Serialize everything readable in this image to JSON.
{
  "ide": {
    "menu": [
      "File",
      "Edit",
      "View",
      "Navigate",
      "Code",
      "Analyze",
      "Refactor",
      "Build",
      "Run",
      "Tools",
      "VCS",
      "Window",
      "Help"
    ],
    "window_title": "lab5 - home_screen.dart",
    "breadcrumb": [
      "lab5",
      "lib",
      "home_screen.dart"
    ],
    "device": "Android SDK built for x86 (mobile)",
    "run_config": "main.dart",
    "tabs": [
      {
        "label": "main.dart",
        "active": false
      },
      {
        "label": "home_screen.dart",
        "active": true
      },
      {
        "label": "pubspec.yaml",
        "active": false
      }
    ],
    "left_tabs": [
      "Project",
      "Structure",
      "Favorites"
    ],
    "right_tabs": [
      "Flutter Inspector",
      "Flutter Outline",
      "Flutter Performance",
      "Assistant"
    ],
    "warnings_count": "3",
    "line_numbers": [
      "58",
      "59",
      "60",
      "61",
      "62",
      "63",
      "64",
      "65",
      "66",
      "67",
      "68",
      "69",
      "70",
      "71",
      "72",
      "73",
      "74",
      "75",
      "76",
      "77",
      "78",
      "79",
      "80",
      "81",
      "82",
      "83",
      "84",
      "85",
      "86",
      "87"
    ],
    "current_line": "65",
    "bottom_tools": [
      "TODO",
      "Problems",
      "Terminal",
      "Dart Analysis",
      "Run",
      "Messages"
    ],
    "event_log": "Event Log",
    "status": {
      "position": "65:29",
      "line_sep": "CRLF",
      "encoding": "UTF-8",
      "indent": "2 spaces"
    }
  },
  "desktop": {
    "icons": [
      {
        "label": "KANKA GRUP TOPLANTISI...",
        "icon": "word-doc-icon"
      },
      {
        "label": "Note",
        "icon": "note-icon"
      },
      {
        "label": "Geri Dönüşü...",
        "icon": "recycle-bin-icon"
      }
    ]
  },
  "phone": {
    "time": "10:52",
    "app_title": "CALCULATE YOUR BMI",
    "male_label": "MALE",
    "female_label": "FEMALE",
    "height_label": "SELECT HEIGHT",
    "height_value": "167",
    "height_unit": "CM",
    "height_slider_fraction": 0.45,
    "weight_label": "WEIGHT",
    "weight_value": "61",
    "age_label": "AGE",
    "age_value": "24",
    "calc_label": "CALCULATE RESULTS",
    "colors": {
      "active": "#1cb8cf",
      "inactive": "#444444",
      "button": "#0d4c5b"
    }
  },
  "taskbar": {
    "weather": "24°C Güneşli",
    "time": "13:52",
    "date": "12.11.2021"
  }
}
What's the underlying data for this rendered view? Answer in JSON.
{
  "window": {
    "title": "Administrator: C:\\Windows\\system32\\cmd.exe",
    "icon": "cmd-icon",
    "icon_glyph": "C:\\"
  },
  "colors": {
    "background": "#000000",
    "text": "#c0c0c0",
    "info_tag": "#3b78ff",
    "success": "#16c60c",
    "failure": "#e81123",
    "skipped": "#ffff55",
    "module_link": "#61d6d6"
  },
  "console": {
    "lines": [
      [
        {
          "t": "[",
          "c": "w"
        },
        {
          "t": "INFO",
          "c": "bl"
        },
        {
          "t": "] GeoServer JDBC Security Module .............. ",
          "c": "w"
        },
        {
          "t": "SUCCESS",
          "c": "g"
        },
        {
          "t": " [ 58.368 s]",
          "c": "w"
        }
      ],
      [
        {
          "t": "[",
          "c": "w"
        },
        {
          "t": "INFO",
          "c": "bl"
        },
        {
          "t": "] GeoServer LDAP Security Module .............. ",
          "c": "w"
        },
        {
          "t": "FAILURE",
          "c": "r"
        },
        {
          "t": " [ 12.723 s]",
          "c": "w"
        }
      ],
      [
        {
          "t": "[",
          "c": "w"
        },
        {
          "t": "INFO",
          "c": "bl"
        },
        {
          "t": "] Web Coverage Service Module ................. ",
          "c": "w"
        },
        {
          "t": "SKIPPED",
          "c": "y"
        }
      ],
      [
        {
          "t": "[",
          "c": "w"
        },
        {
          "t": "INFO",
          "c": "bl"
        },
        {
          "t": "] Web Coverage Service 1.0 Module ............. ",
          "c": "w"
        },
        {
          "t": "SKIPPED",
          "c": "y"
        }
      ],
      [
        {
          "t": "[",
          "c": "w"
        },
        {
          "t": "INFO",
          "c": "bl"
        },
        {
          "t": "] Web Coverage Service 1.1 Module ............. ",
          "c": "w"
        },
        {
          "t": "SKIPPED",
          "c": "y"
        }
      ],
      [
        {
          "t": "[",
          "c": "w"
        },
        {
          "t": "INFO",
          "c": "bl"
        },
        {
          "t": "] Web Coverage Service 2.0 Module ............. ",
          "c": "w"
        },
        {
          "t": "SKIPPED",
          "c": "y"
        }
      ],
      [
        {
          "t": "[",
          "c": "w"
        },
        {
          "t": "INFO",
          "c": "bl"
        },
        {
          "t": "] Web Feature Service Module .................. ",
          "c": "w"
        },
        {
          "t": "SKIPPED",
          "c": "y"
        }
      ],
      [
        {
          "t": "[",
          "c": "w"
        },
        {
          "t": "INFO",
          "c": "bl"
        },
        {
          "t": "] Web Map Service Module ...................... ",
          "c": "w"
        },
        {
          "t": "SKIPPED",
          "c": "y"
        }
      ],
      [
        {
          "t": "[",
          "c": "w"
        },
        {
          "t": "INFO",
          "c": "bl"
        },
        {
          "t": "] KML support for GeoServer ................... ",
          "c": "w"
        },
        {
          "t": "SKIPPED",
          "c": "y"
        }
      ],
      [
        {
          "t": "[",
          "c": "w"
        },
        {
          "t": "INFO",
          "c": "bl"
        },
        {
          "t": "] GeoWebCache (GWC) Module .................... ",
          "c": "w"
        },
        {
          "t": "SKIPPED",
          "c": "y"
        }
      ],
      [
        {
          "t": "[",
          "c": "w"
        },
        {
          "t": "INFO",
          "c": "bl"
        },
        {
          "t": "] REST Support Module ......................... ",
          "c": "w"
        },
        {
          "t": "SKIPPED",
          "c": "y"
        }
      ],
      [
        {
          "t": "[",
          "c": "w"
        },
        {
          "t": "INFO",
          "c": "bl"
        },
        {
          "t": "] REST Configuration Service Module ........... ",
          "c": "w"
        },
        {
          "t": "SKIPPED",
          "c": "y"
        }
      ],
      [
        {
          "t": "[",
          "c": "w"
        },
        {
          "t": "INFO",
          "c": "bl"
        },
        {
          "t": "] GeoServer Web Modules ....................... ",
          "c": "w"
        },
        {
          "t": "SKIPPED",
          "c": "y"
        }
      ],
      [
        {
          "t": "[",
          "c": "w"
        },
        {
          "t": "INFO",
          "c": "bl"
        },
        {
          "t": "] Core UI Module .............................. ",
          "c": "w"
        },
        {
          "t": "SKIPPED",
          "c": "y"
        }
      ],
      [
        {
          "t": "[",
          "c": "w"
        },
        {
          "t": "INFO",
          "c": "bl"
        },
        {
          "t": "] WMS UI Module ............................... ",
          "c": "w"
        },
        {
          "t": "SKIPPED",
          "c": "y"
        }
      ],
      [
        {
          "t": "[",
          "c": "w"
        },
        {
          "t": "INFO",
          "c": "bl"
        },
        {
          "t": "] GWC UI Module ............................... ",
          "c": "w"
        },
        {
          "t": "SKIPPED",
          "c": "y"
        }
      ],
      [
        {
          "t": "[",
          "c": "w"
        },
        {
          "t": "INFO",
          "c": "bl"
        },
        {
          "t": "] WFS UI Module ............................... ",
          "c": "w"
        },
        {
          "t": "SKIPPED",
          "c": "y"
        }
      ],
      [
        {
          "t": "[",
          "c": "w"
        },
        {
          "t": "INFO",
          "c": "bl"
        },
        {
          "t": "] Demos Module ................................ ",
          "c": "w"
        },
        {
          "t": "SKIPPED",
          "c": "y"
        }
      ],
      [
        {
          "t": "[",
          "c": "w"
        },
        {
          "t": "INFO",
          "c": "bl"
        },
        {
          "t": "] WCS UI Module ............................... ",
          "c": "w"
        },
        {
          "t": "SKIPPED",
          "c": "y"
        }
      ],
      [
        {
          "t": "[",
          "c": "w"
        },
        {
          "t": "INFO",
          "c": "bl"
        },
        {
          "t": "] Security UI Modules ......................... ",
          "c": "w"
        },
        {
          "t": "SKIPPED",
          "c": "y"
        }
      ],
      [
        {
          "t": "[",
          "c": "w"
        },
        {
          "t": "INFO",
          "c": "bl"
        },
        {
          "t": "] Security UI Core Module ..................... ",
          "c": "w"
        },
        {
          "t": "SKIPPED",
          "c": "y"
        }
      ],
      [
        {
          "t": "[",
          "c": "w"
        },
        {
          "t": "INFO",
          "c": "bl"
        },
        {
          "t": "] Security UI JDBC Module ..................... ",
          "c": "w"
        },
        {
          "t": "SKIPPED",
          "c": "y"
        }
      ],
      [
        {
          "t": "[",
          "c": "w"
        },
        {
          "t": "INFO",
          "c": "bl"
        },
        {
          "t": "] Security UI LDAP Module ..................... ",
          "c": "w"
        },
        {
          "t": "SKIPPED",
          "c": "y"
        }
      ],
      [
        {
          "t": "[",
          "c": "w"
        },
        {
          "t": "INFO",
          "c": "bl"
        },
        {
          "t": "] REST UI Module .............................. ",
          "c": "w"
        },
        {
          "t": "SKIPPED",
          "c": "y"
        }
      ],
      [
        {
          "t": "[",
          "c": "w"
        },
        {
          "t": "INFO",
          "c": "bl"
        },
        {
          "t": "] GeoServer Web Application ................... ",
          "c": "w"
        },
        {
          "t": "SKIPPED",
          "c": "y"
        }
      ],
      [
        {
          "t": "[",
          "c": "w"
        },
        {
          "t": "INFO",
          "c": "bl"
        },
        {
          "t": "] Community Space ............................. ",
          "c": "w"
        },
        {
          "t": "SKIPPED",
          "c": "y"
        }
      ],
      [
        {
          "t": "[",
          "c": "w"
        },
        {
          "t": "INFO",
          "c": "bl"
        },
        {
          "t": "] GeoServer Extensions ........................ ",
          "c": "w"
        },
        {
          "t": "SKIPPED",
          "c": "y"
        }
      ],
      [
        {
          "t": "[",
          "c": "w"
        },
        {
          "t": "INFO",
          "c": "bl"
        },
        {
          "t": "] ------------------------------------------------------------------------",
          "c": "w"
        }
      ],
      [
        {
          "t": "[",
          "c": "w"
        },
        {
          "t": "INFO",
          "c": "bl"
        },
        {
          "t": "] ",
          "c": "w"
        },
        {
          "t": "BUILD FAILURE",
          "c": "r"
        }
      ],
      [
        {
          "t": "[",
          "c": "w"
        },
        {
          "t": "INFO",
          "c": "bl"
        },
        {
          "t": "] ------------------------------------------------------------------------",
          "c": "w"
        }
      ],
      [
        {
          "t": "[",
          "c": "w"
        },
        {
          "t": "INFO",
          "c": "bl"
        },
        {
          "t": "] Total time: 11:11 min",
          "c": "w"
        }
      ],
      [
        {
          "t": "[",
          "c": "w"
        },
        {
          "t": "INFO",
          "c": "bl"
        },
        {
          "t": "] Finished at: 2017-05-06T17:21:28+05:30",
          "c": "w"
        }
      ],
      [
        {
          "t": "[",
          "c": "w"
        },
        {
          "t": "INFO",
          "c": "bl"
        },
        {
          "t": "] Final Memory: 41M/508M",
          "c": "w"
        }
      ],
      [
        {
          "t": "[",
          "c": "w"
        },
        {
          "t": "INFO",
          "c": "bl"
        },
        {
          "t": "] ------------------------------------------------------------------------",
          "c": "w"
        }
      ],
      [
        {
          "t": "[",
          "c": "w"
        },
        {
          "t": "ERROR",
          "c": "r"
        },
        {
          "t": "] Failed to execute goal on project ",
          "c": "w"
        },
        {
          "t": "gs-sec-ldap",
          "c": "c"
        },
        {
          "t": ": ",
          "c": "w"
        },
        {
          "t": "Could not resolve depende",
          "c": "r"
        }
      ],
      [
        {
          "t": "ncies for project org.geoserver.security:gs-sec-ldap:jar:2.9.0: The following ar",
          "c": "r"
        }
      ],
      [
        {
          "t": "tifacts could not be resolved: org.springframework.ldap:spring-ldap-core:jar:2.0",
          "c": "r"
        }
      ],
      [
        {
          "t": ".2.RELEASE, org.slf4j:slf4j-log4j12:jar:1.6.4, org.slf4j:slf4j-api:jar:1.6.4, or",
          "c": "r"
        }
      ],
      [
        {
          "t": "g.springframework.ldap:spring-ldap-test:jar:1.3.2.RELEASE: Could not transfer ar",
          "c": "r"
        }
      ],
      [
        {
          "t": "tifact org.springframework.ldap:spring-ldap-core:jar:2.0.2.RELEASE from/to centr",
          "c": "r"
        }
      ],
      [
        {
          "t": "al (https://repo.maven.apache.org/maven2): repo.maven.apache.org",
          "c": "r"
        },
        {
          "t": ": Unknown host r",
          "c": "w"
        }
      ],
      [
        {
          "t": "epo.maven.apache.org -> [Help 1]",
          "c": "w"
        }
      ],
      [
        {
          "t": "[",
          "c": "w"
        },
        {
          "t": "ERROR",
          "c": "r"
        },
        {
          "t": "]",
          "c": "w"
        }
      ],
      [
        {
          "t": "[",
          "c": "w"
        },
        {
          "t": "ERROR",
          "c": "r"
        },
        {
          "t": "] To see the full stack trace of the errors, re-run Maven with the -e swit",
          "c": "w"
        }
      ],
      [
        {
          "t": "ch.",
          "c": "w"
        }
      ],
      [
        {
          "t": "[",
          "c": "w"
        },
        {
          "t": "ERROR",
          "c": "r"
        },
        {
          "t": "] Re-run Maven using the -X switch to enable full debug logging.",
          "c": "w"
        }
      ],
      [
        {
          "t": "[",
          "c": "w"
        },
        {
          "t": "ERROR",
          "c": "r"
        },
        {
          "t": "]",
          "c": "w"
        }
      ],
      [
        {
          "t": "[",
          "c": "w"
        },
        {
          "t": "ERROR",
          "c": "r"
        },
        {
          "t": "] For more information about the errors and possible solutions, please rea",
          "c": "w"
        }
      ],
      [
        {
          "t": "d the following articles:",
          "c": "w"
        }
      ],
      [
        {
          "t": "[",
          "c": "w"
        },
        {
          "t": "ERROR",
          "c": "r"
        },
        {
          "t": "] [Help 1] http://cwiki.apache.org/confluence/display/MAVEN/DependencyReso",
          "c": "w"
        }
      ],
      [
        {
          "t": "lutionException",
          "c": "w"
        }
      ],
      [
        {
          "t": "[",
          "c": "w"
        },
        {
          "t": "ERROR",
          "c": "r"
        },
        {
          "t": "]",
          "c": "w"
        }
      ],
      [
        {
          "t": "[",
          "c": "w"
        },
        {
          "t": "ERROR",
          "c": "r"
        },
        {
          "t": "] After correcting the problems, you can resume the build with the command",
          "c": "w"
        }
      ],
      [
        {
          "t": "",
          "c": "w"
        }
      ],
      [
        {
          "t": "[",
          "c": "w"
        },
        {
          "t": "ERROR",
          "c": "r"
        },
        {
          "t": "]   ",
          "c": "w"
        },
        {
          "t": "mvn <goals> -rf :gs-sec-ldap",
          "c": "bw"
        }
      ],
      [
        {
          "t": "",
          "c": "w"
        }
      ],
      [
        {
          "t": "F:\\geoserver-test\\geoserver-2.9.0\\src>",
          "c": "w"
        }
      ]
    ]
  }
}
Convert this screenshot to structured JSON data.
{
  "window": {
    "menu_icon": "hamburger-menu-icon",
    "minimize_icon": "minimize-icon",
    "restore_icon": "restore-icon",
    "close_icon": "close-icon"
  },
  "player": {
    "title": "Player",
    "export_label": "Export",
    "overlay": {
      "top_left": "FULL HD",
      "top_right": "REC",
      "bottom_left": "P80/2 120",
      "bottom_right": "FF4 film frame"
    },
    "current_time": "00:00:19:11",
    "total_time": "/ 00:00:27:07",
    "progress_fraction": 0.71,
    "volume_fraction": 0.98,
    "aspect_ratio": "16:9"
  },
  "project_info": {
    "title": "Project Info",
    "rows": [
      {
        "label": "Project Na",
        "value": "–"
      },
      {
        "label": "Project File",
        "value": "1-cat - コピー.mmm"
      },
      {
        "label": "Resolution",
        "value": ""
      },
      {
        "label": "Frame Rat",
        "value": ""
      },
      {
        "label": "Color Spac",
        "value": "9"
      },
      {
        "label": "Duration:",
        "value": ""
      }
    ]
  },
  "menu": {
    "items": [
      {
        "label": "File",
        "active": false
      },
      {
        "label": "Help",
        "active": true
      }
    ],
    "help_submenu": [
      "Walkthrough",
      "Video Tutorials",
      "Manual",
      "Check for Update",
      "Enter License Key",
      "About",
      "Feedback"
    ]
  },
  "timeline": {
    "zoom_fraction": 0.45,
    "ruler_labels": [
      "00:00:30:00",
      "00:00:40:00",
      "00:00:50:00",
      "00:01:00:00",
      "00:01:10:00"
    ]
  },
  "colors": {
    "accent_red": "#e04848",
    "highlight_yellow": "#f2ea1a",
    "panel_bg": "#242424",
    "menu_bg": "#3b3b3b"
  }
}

########

• _Instructions to follow_
State the number of lines in the data that include the string "JSON", and add nothing else.

• _Result of the exercise_
3